→ INSTRUCTION
Rename "Prospecting" to "Lead Generation" in the data, starting at the first line and going on through the line with "stat-cards: Page views". Give back only those lines, with nothing else changed.

→ INFORMATION GIVEN
──────────────────────────────

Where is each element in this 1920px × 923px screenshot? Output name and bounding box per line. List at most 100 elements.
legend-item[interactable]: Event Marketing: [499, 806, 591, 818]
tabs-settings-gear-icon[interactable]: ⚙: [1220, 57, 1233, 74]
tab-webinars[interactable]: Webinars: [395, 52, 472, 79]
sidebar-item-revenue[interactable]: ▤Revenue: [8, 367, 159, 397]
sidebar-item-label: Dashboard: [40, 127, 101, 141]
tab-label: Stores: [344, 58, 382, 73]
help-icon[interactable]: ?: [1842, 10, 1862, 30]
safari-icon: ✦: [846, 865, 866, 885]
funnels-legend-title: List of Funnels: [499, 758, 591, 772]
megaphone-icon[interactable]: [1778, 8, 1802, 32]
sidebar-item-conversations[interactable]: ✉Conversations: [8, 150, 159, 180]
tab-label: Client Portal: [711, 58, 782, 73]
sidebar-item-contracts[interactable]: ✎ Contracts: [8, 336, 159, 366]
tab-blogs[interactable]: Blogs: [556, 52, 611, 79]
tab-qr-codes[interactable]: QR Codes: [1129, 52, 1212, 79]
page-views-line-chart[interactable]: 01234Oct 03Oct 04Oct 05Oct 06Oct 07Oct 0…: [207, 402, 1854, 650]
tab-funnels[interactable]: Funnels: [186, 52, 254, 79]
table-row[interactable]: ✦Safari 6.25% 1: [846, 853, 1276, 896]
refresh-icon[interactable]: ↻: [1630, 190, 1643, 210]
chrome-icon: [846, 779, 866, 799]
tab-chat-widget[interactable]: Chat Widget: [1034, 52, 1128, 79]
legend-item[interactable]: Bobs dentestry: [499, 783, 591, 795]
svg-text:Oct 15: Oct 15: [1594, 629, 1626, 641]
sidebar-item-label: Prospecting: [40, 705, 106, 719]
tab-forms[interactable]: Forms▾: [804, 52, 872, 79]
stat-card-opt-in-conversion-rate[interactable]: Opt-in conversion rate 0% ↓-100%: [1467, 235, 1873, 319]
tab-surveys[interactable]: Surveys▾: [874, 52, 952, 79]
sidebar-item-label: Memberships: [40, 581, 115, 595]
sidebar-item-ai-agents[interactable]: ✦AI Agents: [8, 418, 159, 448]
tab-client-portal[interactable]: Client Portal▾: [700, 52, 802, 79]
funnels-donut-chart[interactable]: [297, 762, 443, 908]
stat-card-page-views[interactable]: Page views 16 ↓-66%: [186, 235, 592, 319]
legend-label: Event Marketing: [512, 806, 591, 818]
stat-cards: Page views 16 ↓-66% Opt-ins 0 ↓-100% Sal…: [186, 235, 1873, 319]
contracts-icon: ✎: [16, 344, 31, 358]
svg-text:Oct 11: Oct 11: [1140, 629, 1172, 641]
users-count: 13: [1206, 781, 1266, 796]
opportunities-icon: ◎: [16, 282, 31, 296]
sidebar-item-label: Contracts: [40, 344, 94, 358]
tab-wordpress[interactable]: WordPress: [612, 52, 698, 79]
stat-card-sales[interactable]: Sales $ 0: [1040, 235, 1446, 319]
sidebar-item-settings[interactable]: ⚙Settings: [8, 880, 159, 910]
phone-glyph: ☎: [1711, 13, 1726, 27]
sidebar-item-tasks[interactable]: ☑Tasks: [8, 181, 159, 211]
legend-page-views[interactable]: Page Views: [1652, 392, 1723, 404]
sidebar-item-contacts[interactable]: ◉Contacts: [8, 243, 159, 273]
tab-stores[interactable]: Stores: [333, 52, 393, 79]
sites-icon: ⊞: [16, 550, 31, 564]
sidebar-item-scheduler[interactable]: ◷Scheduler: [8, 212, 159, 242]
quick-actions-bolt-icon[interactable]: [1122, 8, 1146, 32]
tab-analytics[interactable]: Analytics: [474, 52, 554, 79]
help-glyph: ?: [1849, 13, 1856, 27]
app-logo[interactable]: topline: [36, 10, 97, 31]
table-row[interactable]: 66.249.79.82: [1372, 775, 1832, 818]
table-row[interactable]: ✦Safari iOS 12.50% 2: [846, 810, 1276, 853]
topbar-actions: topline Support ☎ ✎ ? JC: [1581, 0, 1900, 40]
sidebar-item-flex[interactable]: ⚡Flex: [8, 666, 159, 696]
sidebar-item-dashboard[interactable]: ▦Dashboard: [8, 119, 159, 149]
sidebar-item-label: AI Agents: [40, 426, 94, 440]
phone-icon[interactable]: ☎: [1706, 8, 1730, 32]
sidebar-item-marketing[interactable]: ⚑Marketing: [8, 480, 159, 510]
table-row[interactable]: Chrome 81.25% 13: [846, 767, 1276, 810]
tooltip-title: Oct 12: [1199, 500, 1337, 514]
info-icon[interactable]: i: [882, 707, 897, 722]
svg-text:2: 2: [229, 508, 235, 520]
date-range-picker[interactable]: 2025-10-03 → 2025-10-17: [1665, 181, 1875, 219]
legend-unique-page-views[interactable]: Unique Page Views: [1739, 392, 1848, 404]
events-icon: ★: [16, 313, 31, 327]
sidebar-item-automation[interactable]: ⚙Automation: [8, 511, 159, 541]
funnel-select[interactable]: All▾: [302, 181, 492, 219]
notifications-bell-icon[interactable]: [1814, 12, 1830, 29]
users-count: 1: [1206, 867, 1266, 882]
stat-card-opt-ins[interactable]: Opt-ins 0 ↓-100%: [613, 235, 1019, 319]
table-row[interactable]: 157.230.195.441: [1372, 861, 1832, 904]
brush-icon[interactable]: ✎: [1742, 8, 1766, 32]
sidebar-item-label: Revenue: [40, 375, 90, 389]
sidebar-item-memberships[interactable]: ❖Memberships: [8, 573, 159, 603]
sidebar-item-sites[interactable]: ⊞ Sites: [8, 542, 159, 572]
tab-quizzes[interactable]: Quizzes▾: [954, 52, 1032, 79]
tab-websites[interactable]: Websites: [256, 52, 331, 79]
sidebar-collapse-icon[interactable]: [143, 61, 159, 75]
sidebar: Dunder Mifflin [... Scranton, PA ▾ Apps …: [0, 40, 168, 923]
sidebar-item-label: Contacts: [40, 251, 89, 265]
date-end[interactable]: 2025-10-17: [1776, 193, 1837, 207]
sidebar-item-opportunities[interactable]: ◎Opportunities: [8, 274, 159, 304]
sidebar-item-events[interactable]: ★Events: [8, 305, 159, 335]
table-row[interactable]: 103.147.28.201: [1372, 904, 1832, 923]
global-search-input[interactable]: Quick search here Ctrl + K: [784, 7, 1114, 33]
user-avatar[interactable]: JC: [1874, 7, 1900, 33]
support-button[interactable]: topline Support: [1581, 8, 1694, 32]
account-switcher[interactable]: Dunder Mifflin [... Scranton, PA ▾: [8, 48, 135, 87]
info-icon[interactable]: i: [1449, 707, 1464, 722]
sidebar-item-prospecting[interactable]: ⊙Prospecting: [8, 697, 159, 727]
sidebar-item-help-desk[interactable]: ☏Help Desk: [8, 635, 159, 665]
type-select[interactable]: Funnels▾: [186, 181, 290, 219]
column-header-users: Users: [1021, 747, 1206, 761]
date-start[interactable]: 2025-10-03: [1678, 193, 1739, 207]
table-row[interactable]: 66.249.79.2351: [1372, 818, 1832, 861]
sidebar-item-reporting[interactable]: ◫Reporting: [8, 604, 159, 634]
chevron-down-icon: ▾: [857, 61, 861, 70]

──────────────────────────────

→ TASK ANSWER
Where is each element in this 1920px × 923px screenshot? Output name and bounding box per line. List at most 100 elements.
legend-item[interactable]: Event Marketing: [499, 806, 591, 818]
tabs-settings-gear-icon[interactable]: ⚙: [1220, 57, 1233, 74]
tab-webinars[interactable]: Webinars: [395, 52, 472, 79]
sidebar-item-revenue[interactable]: ▤Revenue: [8, 367, 159, 397]
sidebar-item-label: Dashboard: [40, 127, 101, 141]
tab-label: Stores: [344, 58, 382, 73]
help-icon[interactable]: ?: [1842, 10, 1862, 30]
safari-icon: ✦: [846, 865, 866, 885]
funnels-legend-title: List of Funnels: [499, 758, 591, 772]
megaphone-icon[interactable]: [1778, 8, 1802, 32]
sidebar-item-conversations[interactable]: ✉Conversations: [8, 150, 159, 180]
tab-label: Client Portal: [711, 58, 782, 73]
sidebar-item-contracts[interactable]: ✎ Contracts: [8, 336, 159, 366]
tab-blogs[interactable]: Blogs: [556, 52, 611, 79]
tab-qr-codes[interactable]: QR Codes: [1129, 52, 1212, 79]
page-views-line-chart[interactable]: 01234Oct 03Oct 04Oct 05Oct 06Oct 07Oct 0…: [207, 402, 1854, 650]
tab-funnels[interactable]: Funnels: [186, 52, 254, 79]
table-row[interactable]: ✦Safari 6.25% 1: [846, 853, 1276, 896]
refresh-icon[interactable]: ↻: [1630, 190, 1643, 210]
chrome-icon: [846, 779, 866, 799]
tab-chat-widget[interactable]: Chat Widget: [1034, 52, 1128, 79]
legend-item[interactable]: Bobs dentestry: [499, 783, 591, 795]
svg-text:Oct 15: Oct 15: [1594, 629, 1626, 641]
sidebar-item-label: Lead Generation: [40, 705, 106, 719]
tab-forms[interactable]: Forms▾: [804, 52, 872, 79]
stat-card-opt-in-conversion-rate[interactable]: Opt-in conversion rate 0% ↓-100%: [1467, 235, 1873, 319]
tab-surveys[interactable]: Surveys▾: [874, 52, 952, 79]
sidebar-item-label: Memberships: [40, 581, 115, 595]
sidebar-item-ai-agents[interactable]: ✦AI Agents: [8, 418, 159, 448]
tab-client-portal[interactable]: Client Portal▾: [700, 52, 802, 79]
funnels-donut-chart[interactable]: [297, 762, 443, 908]
stat-card-page-views[interactable]: Page views 16 ↓-66%: [186, 235, 592, 319]
legend-label: Event Marketing: [512, 806, 591, 818]
stat-cards: Page views 16 ↓-66% Opt-ins 0 ↓-100% Sal…: [186, 235, 1873, 319]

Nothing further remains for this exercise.